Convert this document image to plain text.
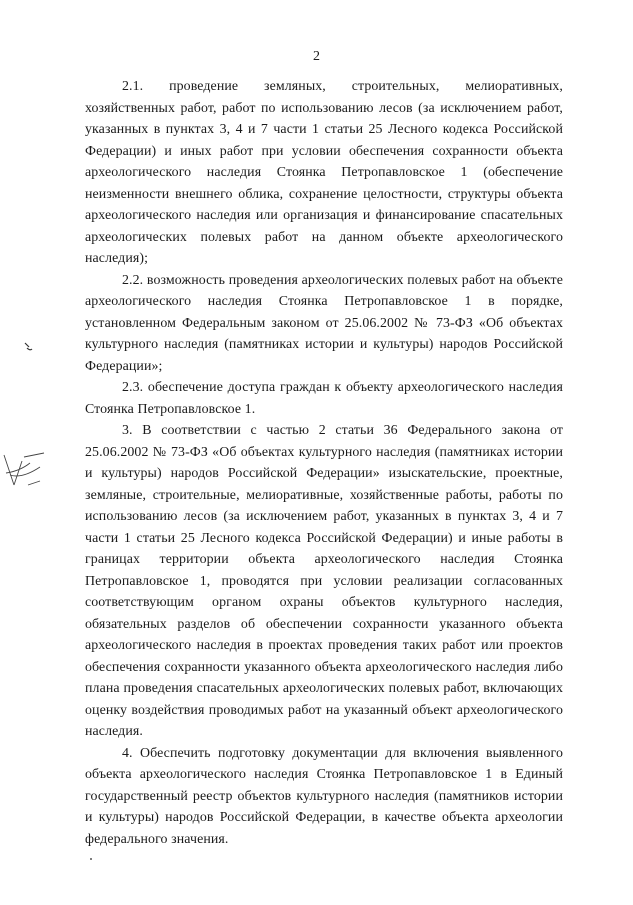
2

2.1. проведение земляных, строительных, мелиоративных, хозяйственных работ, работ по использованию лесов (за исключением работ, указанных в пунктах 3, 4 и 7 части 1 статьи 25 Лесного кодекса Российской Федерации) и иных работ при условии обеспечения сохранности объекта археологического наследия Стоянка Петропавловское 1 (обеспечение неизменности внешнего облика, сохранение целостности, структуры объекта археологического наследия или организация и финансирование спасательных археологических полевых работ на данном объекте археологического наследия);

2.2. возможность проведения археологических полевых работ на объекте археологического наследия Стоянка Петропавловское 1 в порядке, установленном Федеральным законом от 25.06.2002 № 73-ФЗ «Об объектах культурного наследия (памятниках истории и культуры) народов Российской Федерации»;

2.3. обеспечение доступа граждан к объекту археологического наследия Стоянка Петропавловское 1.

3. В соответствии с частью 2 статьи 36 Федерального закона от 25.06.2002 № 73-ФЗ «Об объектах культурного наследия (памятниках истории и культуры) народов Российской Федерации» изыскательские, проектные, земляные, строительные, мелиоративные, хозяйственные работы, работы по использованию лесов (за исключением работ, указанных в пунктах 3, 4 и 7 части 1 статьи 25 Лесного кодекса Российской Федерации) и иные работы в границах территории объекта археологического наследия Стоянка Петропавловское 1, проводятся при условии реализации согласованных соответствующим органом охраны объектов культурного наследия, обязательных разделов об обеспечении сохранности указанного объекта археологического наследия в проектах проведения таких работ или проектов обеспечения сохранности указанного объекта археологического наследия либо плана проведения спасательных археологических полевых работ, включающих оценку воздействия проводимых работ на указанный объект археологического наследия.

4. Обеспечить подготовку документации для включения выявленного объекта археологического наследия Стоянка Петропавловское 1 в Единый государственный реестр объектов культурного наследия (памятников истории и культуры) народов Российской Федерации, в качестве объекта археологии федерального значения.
##############################
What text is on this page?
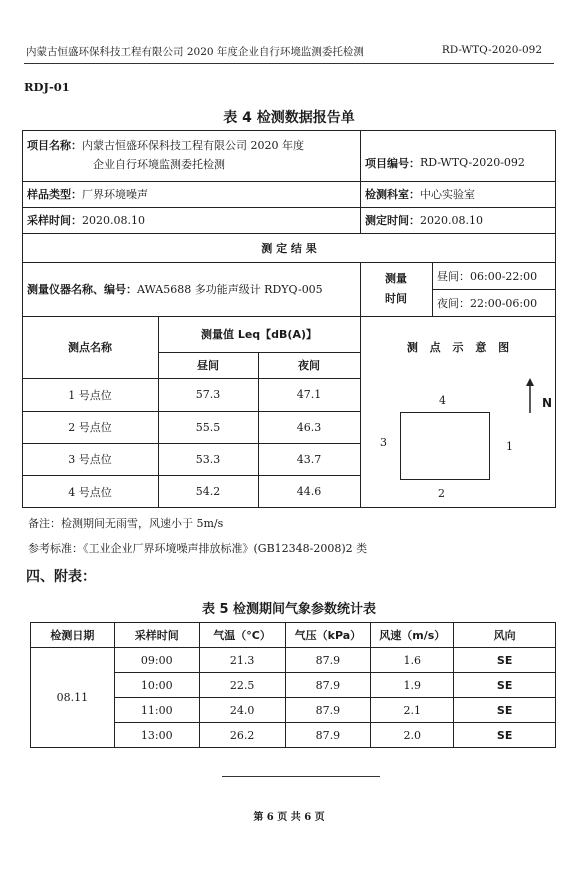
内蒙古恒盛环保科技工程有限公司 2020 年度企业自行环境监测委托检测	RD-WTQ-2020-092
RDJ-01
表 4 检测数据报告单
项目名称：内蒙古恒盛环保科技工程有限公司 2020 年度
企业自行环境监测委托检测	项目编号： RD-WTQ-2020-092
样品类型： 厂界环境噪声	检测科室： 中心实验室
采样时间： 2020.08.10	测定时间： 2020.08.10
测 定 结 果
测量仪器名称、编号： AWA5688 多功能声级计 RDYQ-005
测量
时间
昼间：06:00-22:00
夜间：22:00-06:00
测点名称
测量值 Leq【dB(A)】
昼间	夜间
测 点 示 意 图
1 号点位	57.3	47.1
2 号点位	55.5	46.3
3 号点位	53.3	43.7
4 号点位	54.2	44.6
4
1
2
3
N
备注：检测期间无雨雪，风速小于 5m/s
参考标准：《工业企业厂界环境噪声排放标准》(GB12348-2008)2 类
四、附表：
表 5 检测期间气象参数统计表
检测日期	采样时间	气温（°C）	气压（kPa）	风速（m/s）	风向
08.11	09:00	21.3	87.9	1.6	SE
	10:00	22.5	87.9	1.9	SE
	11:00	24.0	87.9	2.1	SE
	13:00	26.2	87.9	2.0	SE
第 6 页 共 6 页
##############################
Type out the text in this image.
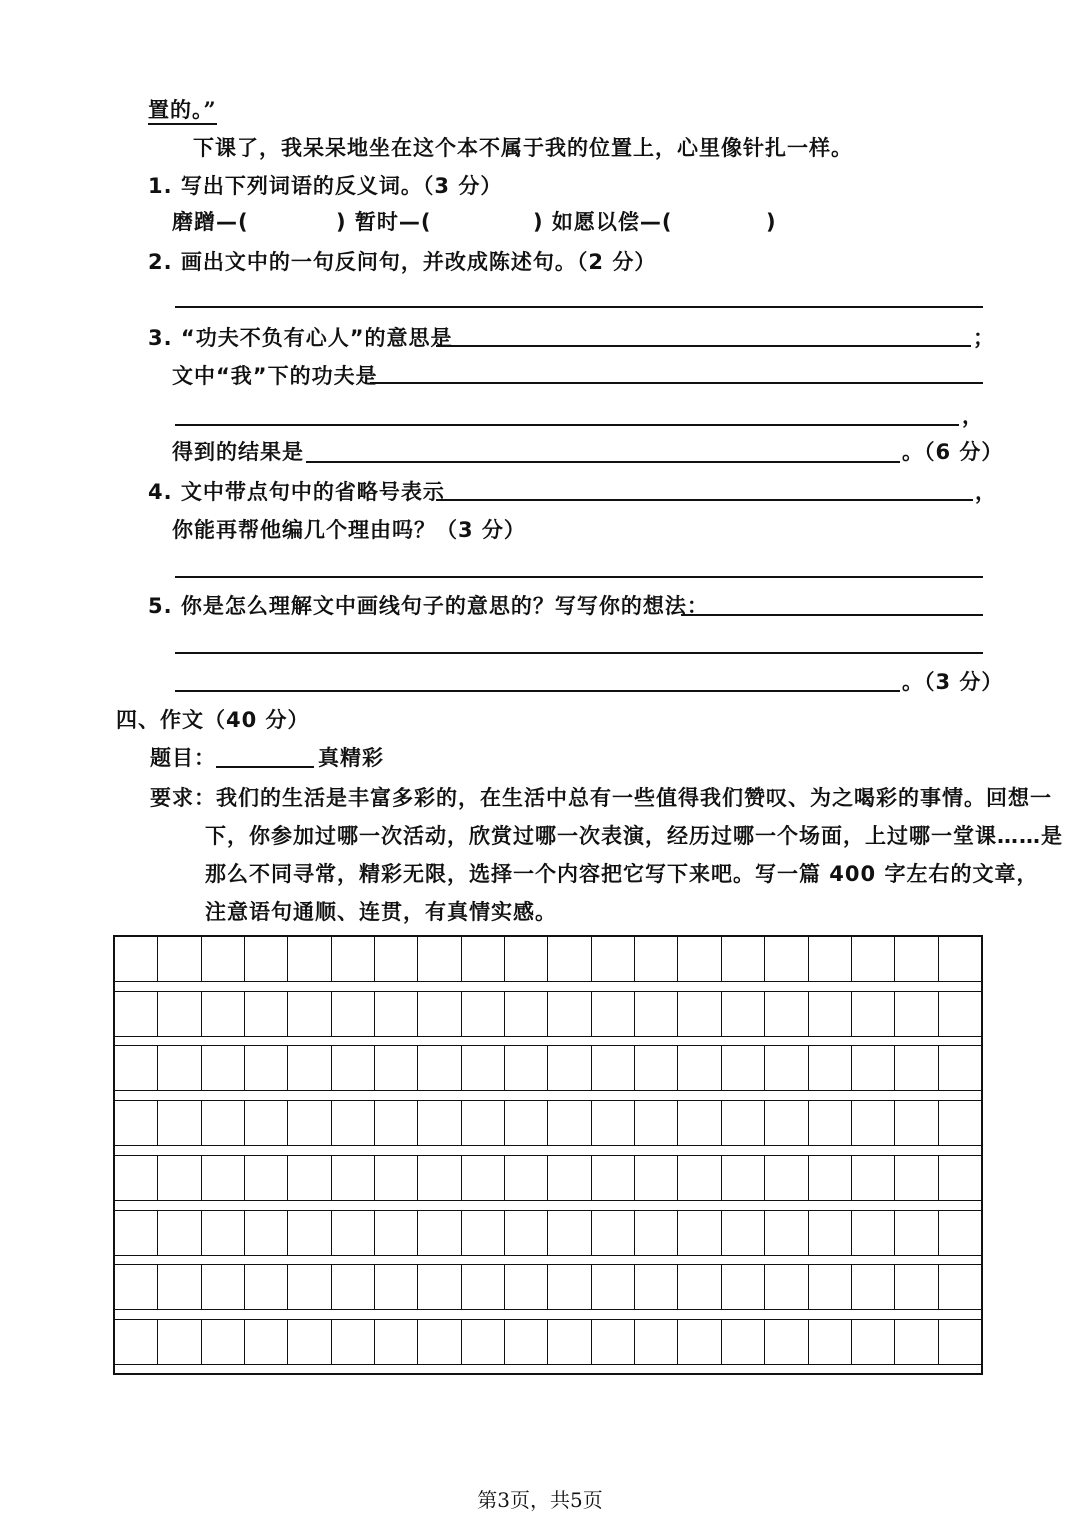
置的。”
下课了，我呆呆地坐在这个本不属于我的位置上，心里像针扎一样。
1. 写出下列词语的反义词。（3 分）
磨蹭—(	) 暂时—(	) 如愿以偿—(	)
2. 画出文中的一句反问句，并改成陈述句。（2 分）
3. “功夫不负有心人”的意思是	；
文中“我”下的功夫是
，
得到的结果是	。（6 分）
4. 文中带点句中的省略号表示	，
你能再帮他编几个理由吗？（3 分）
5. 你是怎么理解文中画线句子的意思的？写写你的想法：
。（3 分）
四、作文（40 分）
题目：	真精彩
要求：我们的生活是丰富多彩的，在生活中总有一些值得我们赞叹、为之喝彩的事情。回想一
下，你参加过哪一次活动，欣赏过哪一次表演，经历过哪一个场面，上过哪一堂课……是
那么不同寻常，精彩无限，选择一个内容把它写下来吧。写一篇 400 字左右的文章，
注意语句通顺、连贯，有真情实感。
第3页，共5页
##############################
-- Exercise prompt --
Where a line above contains the string "image", copy that line.

-- Task response --
Convert this document image to plain text.
Type out the text in this image.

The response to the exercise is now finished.